— What you will do —
Copy out every line of the records below, reproducing each one character for character with nothing changed, added, or left out.

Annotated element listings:
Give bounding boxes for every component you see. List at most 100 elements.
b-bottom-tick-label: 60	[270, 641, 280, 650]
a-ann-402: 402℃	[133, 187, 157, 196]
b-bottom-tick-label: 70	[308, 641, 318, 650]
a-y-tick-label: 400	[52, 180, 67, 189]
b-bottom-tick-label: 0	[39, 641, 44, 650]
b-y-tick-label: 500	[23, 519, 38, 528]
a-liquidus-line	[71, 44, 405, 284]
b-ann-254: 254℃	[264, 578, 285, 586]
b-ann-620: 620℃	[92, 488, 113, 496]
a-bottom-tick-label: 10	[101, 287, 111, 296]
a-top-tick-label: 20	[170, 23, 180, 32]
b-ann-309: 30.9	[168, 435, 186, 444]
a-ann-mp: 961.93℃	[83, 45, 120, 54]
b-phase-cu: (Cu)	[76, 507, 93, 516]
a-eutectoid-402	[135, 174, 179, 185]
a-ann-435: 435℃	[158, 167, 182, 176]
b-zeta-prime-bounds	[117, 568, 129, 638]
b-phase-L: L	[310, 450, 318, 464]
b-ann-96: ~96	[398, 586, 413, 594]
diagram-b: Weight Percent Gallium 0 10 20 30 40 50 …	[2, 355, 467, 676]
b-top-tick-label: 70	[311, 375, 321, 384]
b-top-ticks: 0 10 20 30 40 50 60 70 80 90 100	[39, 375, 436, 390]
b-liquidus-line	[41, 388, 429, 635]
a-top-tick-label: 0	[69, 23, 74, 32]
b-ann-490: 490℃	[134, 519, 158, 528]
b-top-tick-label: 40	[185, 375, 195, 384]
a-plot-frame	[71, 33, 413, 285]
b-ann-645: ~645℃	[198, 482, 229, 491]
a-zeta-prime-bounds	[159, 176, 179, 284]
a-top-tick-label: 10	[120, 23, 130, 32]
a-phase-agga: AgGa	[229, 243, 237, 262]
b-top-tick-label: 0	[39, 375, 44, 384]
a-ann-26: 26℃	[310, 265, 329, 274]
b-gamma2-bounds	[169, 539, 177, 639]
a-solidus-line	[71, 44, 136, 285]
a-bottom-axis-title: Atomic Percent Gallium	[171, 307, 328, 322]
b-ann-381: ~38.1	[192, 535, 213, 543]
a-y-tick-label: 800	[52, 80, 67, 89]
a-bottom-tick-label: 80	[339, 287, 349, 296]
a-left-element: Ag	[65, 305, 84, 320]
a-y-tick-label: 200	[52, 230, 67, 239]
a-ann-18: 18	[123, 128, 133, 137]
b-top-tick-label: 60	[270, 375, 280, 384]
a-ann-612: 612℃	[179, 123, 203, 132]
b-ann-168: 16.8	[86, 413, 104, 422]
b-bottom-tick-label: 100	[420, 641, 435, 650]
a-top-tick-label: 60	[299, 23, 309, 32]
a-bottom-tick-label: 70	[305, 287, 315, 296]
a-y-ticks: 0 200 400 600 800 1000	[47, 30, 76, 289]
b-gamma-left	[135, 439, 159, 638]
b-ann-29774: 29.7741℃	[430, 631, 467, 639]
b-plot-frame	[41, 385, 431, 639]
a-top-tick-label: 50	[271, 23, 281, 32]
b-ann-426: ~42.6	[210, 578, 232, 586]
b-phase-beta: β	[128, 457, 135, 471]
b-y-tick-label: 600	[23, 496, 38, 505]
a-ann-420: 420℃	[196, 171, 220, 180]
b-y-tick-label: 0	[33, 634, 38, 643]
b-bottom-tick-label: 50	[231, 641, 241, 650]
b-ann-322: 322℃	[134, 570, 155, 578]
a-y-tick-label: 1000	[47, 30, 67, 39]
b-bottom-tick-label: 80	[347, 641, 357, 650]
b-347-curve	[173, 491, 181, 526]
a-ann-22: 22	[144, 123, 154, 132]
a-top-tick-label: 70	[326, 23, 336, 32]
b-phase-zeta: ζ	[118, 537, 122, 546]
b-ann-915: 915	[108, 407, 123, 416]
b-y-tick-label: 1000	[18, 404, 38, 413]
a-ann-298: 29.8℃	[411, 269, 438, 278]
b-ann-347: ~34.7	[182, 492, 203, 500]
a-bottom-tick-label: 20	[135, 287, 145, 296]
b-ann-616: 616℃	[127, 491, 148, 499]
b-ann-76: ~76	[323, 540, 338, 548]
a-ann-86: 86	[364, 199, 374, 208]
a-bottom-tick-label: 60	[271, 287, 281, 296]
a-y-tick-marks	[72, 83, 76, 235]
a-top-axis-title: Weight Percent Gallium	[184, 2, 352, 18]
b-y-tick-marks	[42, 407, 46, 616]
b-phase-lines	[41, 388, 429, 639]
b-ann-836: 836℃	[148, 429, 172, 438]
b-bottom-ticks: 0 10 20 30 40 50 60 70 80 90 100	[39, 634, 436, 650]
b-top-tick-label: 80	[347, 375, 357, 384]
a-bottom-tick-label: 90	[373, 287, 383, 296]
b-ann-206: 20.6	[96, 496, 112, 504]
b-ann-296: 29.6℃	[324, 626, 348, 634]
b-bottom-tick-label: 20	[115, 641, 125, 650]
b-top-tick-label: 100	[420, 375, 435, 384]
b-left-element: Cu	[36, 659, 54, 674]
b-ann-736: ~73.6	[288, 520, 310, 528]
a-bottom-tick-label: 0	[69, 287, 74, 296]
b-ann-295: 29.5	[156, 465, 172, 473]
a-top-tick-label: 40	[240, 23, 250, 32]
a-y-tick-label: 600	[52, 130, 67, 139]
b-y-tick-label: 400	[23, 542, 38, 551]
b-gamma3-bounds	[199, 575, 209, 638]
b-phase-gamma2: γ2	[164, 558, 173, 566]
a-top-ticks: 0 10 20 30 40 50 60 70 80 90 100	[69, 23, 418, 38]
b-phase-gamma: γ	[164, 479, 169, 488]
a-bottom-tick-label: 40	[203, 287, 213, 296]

— Written reply —
Give bounding boxes for every component you see. List at most 100 elements.
b-bottom-tick-label: 60	[270, 641, 280, 650]
a-ann-402: 402℃	[133, 187, 157, 196]
b-bottom-tick-label: 70	[308, 641, 318, 650]
a-y-tick-label: 400	[52, 180, 67, 189]
b-bottom-tick-label: 0	[39, 641, 44, 650]
b-y-tick-label: 500	[23, 519, 38, 528]
a-liquidus-line	[71, 44, 405, 284]
b-ann-254: 254℃	[264, 578, 285, 586]
b-ann-620: 620℃	[92, 488, 113, 496]
a-bottom-tick-label: 10	[101, 287, 111, 296]
a-top-tick-label: 20	[170, 23, 180, 32]
b-ann-309: 30.9	[168, 435, 186, 444]
a-ann-mp: 961.93℃	[83, 45, 120, 54]
b-phase-cu: (Cu)	[76, 507, 93, 516]
a-eutectoid-402	[135, 174, 179, 185]
a-ann-435: 435℃	[158, 167, 182, 176]
b-zeta-prime-bounds	[117, 568, 129, 638]
b-phase-L: L	[310, 450, 318, 464]
b-ann-96: ~96	[398, 586, 413, 594]
diagram-b: Weight Percent Gallium 0 10 20 30 40 50 …	[2, 355, 467, 676]
b-top-tick-label: 70	[311, 375, 321, 384]
b-top-ticks: 0 10 20 30 40 50 60 70 80 90 100	[39, 375, 436, 390]
b-liquidus-line	[41, 388, 429, 635]
a-top-tick-label: 0	[69, 23, 74, 32]
b-ann-490: 490℃	[134, 519, 158, 528]
b-top-tick-label: 40	[185, 375, 195, 384]
a-plot-frame	[71, 33, 413, 285]
b-ann-645: ~645℃	[198, 482, 229, 491]
a-zeta-prime-bounds	[159, 176, 179, 284]
a-top-tick-label: 10	[120, 23, 130, 32]
a-phase-agga: AgGa	[229, 243, 237, 262]
b-top-tick-label: 0	[39, 375, 44, 384]
a-ann-26: 26℃	[310, 265, 329, 274]
b-gamma2-bounds	[169, 539, 177, 639]
a-solidus-line	[71, 44, 136, 285]
a-bottom-axis-title: Atomic Percent Gallium	[171, 307, 328, 322]
b-ann-381: ~38.1	[192, 535, 213, 543]
a-y-tick-label: 800	[52, 80, 67, 89]
a-bottom-tick-label: 80	[339, 287, 349, 296]
a-left-element: Ag	[65, 305, 84, 320]
a-y-tick-label: 200	[52, 230, 67, 239]
a-ann-18: 18	[123, 128, 133, 137]
b-top-tick-label: 60	[270, 375, 280, 384]
a-ann-612: 612℃	[179, 123, 203, 132]
b-ann-168: 16.8	[86, 413, 104, 422]
b-bottom-tick-label: 100	[420, 641, 435, 650]
a-top-tick-label: 60	[299, 23, 309, 32]
a-bottom-tick-label: 70	[305, 287, 315, 296]
a-y-ticks: 0 200 400 600 800 1000	[47, 30, 76, 289]
b-gamma-left	[135, 439, 159, 638]
b-ann-29774: 29.7741℃	[430, 631, 467, 639]
b-plot-frame	[41, 385, 431, 639]
a-top-tick-label: 50	[271, 23, 281, 32]
b-ann-426: ~42.6	[210, 578, 232, 586]
b-phase-beta: β	[128, 457, 135, 471]
b-y-tick-label: 600	[23, 496, 38, 505]
a-ann-420: 420℃	[196, 171, 220, 180]
b-y-tick-label: 0	[33, 634, 38, 643]
b-bottom-tick-label: 50	[231, 641, 241, 650]
b-ann-322: 322℃	[134, 570, 155, 578]
a-y-tick-label: 1000	[47, 30, 67, 39]
b-bottom-tick-label: 80	[347, 641, 357, 650]
b-347-curve	[173, 491, 181, 526]
a-ann-22: 22	[144, 123, 154, 132]
a-top-tick-label: 70	[326, 23, 336, 32]
b-phase-zeta: ζ	[118, 537, 122, 546]
b-ann-915: 915	[108, 407, 123, 416]
b-y-tick-label: 1000	[18, 404, 38, 413]
a-ann-298: 29.8℃	[411, 269, 438, 278]
b-ann-347: ~34.7	[182, 492, 203, 500]
a-bottom-tick-label: 20	[135, 287, 145, 296]
b-ann-616: 616℃	[127, 491, 148, 499]
b-ann-76: ~76	[323, 540, 338, 548]
a-ann-86: 86	[364, 199, 374, 208]
a-bottom-tick-label: 60	[271, 287, 281, 296]
a-y-tick-marks	[72, 83, 76, 235]
a-top-axis-title: Weight Percent Gallium	[184, 2, 352, 18]
b-y-tick-marks	[42, 407, 46, 616]
b-phase-lines	[41, 388, 429, 639]
b-ann-836: 836℃	[148, 429, 172, 438]
b-bottom-ticks: 0 10 20 30 40 50 60 70 80 90 100	[39, 634, 436, 650]
b-top-tick-label: 80	[347, 375, 357, 384]
a-bottom-tick-label: 90	[373, 287, 383, 296]
b-ann-206: 20.6	[96, 496, 112, 504]
b-ann-296: 29.6℃	[324, 626, 348, 634]
b-bottom-tick-label: 20	[115, 641, 125, 650]
b-top-tick-label: 100	[420, 375, 435, 384]
b-left-element: Cu	[36, 659, 54, 674]
b-ann-736: ~73.6	[288, 520, 310, 528]
a-bottom-tick-label: 0	[69, 287, 74, 296]
b-ann-295: 29.5	[156, 465, 172, 473]
a-top-tick-label: 40	[240, 23, 250, 32]
a-y-tick-label: 600	[52, 130, 67, 139]
b-y-tick-label: 400	[23, 542, 38, 551]
b-gamma3-bounds	[199, 575, 209, 638]
b-phase-gamma2: γ2	[164, 558, 173, 566]
a-top-ticks: 0 10 20 30 40 50 60 70 80 90 100	[69, 23, 418, 38]
b-phase-gamma: γ	[164, 479, 169, 488]
a-bottom-tick-label: 40	[203, 287, 213, 296]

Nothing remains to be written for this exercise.